_Exercise aim:_ Give the data again exactly as written, skipping any pictures.

_Recorded information:_
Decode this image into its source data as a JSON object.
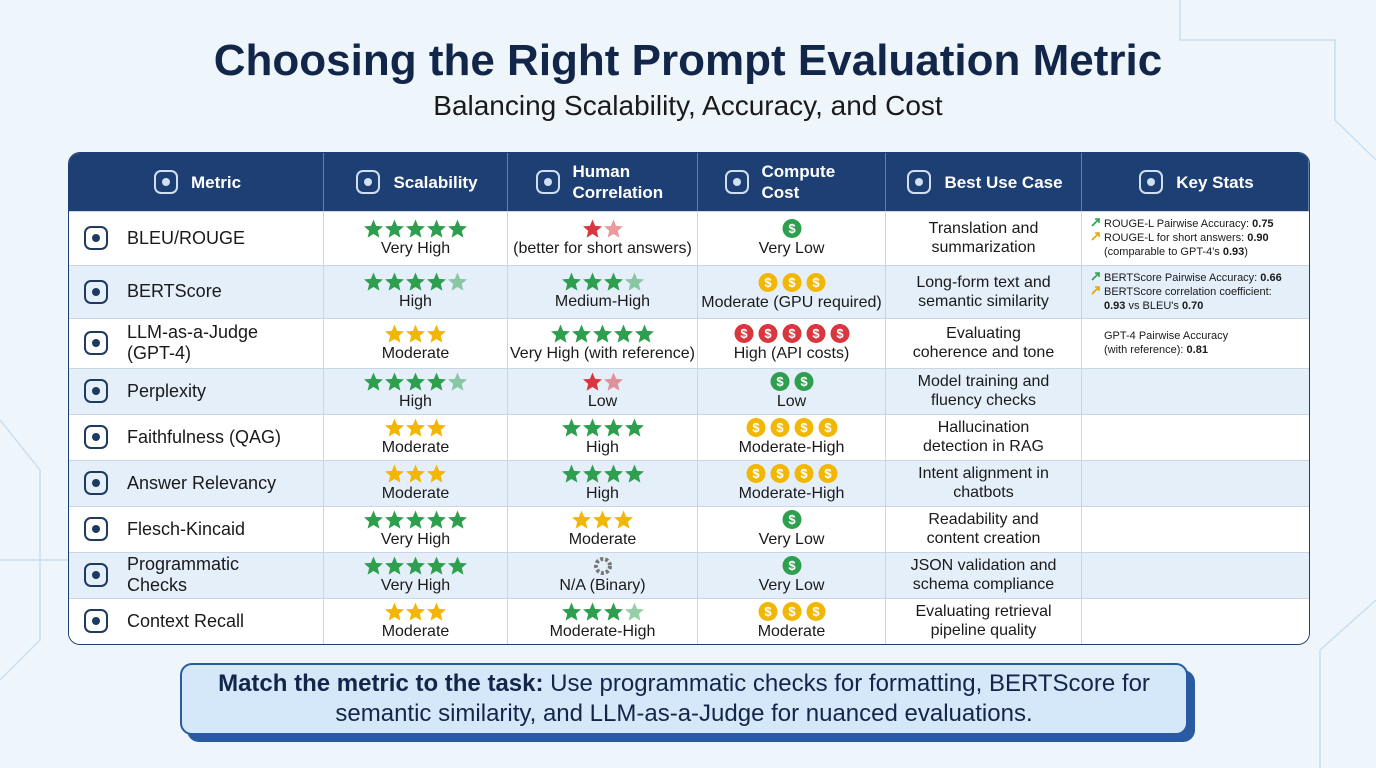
{
  "header": {
    "title": "Choosing the Right Prompt Evaluation Metric",
    "subtitle": "Balancing Scalability, Accuracy, and Cost"
  },
  "table": {
    "columns": [
      "Metric",
      "Scalability",
      "Human Correlation",
      "Compute Cost",
      "Best Use Case",
      "Key Stats"
    ],
    "coin_symbol": "$",
    "rows": [
      {
        "metric": "BLEU/ROUGE",
        "scalability": {
          "rating": 5,
          "label": "Very High"
        },
        "human": {
          "rating": 1.5,
          "label": "(better for short answers)"
        },
        "cost": {
          "coins": 1,
          "label": "Very Low"
        },
        "use_case": "Translation and summarization",
        "stats": [
          {
            "arrow": "#2e9e4f",
            "parts": [
              {
                "t": "ROUGE-L Pairwise Accuracy: "
              },
              {
                "t": "0.75",
                "b": true
              }
            ]
          },
          {
            "arrow": "#e0a800",
            "parts": [
              {
                "t": "ROUGE-L for short answers: "
              },
              {
                "t": "0.90",
                "b": true
              }
            ]
          },
          {
            "parts": [
              {
                "t": "(comparable to GPT-4's "
              },
              {
                "t": "0.93",
                "b": true
              },
              {
                "t": ")"
              }
            ]
          }
        ]
      },
      {
        "metric": "BERTScore",
        "scalability": {
          "rating": 4.5,
          "label": "High"
        },
        "human": {
          "rating": 3.5,
          "label": "Medium-High"
        },
        "cost": {
          "coins": 3,
          "label": "Moderate (GPU required)"
        },
        "use_case": "Long-form text and semantic similarity",
        "stats": [
          {
            "arrow": "#2e9e4f",
            "parts": [
              {
                "t": "BERTScore Pairwise Accuracy: "
              },
              {
                "t": "0.66",
                "b": true
              }
            ]
          },
          {
            "arrow": "#e0a800",
            "parts": [
              {
                "t": "BERTScore correlation coefficient:"
              }
            ]
          },
          {
            "parts": [
              {
                "t": "0.93",
                "b": true
              },
              {
                "t": " vs BLEU's "
              },
              {
                "t": "0.70",
                "b": true
              }
            ]
          }
        ]
      },
      {
        "metric": "LLM-as-a-Judge (GPT-4)",
        "scalability": {
          "rating": 3,
          "label": "Moderate"
        },
        "human": {
          "rating": 5,
          "label": "Very High (with reference)"
        },
        "cost": {
          "coins": 5,
          "label": "High (API costs)"
        },
        "use_case": "Evaluating coherence and tone",
        "stats": [
          {
            "parts": [
              {
                "t": "GPT-4 Pairwise Accuracy"
              }
            ]
          },
          {
            "parts": [
              {
                "t": "(with reference): "
              },
              {
                "t": "0.81",
                "b": true
              }
            ]
          }
        ]
      },
      {
        "metric": "Perplexity",
        "scalability": {
          "rating": 4.5,
          "label": "High"
        },
        "human": {
          "rating": 1.5,
          "label": "Low"
        },
        "cost": {
          "coins": 2,
          "label": "Low"
        },
        "use_case": "Model training and fluency checks"
      },
      {
        "metric": "Faithfulness (QAG)",
        "scalability": {
          "rating": 3,
          "label": "Moderate"
        },
        "human": {
          "rating": 4,
          "label": "High"
        },
        "cost": {
          "coins": 4,
          "label": "Moderate-High"
        },
        "use_case": "Hallucination detection in RAG"
      },
      {
        "metric": "Answer Relevancy",
        "scalability": {
          "rating": 3,
          "label": "Moderate"
        },
        "human": {
          "rating": 4,
          "label": "High"
        },
        "cost": {
          "coins": 4,
          "label": "Moderate-High"
        },
        "use_case": "Intent alignment in chatbots"
      },
      {
        "metric": "Flesch-Kincaid",
        "scalability": {
          "rating": 5,
          "label": "Very High"
        },
        "human": {
          "rating": 3,
          "label": "Moderate"
        },
        "cost": {
          "coins": 1,
          "label": "Very Low"
        },
        "use_case": "Readability and content creation"
      },
      {
        "metric": "Programmatic Checks",
        "scalability": {
          "rating": 5,
          "label": "Very High"
        },
        "human": {
          "rating": null,
          "label": "N/A (Binary)"
        },
        "cost": {
          "coins": 1,
          "label": "Very Low"
        },
        "use_case": "JSON validation and schema compliance"
      },
      {
        "metric": "Context Recall",
        "scalability": {
          "rating": 3,
          "label": "Moderate"
        },
        "human": {
          "rating": 3.5,
          "label": "Moderate-High"
        },
        "cost": {
          "coins": 3,
          "label": "Moderate"
        },
        "use_case": "Evaluating retrieval pipeline quality"
      }
    ]
  },
  "footer": {
    "bold": "Match the metric to the task:",
    "text": " Use programmatic checks for formatting, BERTScore for semantic similarity, and LLM-as-a-Judge for nuanced evaluations."
  }
}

_Full answer:_
Decode this image into its source data as a JSON object.
{
  "header": {
    "title": "Choosing the Right Prompt Evaluation Metric",
    "subtitle": "Balancing Scalability, Accuracy, and Cost"
  },
  "table": {
    "columns": [
      "Metric",
      "Scalability",
      "Human Correlation",
      "Compute Cost",
      "Best Use Case",
      "Key Stats"
    ],
    "coin_symbol": "$",
    "rows": [
      {
        "metric": "BLEU/ROUGE",
        "scalability": {
          "rating": 5,
          "label": "Very High"
        },
        "human": {
          "rating": 1.5,
          "label": "(better for short answers)"
        },
        "cost": {
          "coins": 1,
          "label": "Very Low"
        },
        "use_case": "Translation and summarization",
        "stats": [
          {
            "arrow": "#2e9e4f",
            "parts": [
              {
                "t": "ROUGE-L Pairwise Accuracy: "
              },
              {
                "t": "0.75",
                "b": true
              }
            ]
          },
          {
            "arrow": "#e0a800",
            "parts": [
              {
                "t": "ROUGE-L for short answers: "
              },
              {
                "t": "0.90",
                "b": true
              }
            ]
          },
          {
            "parts": [
              {
                "t": "(comparable to GPT-4's "
              },
              {
                "t": "0.93",
                "b": true
              },
              {
                "t": ")"
              }
            ]
          }
        ]
      },
      {
        "metric": "BERTScore",
        "scalability": {
          "rating": 4.5,
          "label": "High"
        },
        "human": {
          "rating": 3.5,
          "label": "Medium-High"
        },
        "cost": {
          "coins": 3,
          "label": "Moderate (GPU required)"
        },
        "use_case": "Long-form text and semantic similarity",
        "stats": [
          {
            "arrow": "#2e9e4f",
            "parts": [
              {
                "t": "BERTScore Pairwise Accuracy: "
              },
              {
                "t": "0.66",
                "b": true
              }
            ]
          },
          {
            "arrow": "#e0a800",
            "parts": [
              {
                "t": "BERTScore correlation coefficient:"
              }
            ]
          },
          {
            "parts": [
              {
                "t": "0.93",
                "b": true
              },
              {
                "t": " vs BLEU's "
              },
              {
                "t": "0.70",
                "b": true
              }
            ]
          }
        ]
      },
      {
        "metric": "LLM-as-a-Judge (GPT-4)",
        "scalability": {
          "rating": 3,
          "label": "Moderate"
        },
        "human": {
          "rating": 5,
          "label": "Very High (with reference)"
        },
        "cost": {
          "coins": 5,
          "label": "High (API costs)"
        },
        "use_case": "Evaluating coherence and tone",
        "stats": [
          {
            "parts": [
              {
                "t": "GPT-4 Pairwise Accuracy"
              }
            ]
          },
          {
            "parts": [
              {
                "t": "(with reference): "
              },
              {
                "t": "0.81",
                "b": true
              }
            ]
          }
        ]
      },
      {
        "metric": "Perplexity",
        "scalability": {
          "rating": 4.5,
          "label": "High"
        },
        "human": {
          "rating": 1.5,
          "label": "Low"
        },
        "cost": {
          "coins": 2,
          "label": "Low"
        },
        "use_case": "Model training and fluency checks"
      },
      {
        "metric": "Faithfulness (QAG)",
        "scalability": {
          "rating": 3,
          "label": "Moderate"
        },
        "human": {
          "rating": 4,
          "label": "High"
        },
        "cost": {
          "coins": 4,
          "label": "Moderate-High"
        },
        "use_case": "Hallucination detection in RAG"
      },
      {
        "metric": "Answer Relevancy",
        "scalability": {
          "rating": 3,
          "label": "Moderate"
        },
        "human": {
          "rating": 4,
          "label": "High"
        },
        "cost": {
          "coins": 4,
          "label": "Moderate-High"
        },
        "use_case": "Intent alignment in chatbots"
      },
      {
        "metric": "Flesch-Kincaid",
        "scalability": {
          "rating": 5,
          "label": "Very High"
        },
        "human": {
          "rating": 3,
          "label": "Moderate"
        },
        "cost": {
          "coins": 1,
          "label": "Very Low"
        },
        "use_case": "Readability and content creation"
      },
      {
        "metric": "Programmatic Checks",
        "scalability": {
          "rating": 5,
          "label": "Very High"
        },
        "human": {
          "rating": null,
          "label": "N/A (Binary)"
        },
        "cost": {
          "coins": 1,
          "label": "Very Low"
        },
        "use_case": "JSON validation and schema compliance"
      },
      {
        "metric": "Context Recall",
        "scalability": {
          "rating": 3,
          "label": "Moderate"
        },
        "human": {
          "rating": 3.5,
          "label": "Moderate-High"
        },
        "cost": {
          "coins": 3,
          "label": "Moderate"
        },
        "use_case": "Evaluating retrieval pipeline quality"
      }
    ]
  },
  "footer": {
    "bold": "Match the metric to the task:",
    "text": " Use programmatic checks for formatting, BERTScore for semantic similarity, and LLM-as-a-Judge for nuanced evaluations."
  }
}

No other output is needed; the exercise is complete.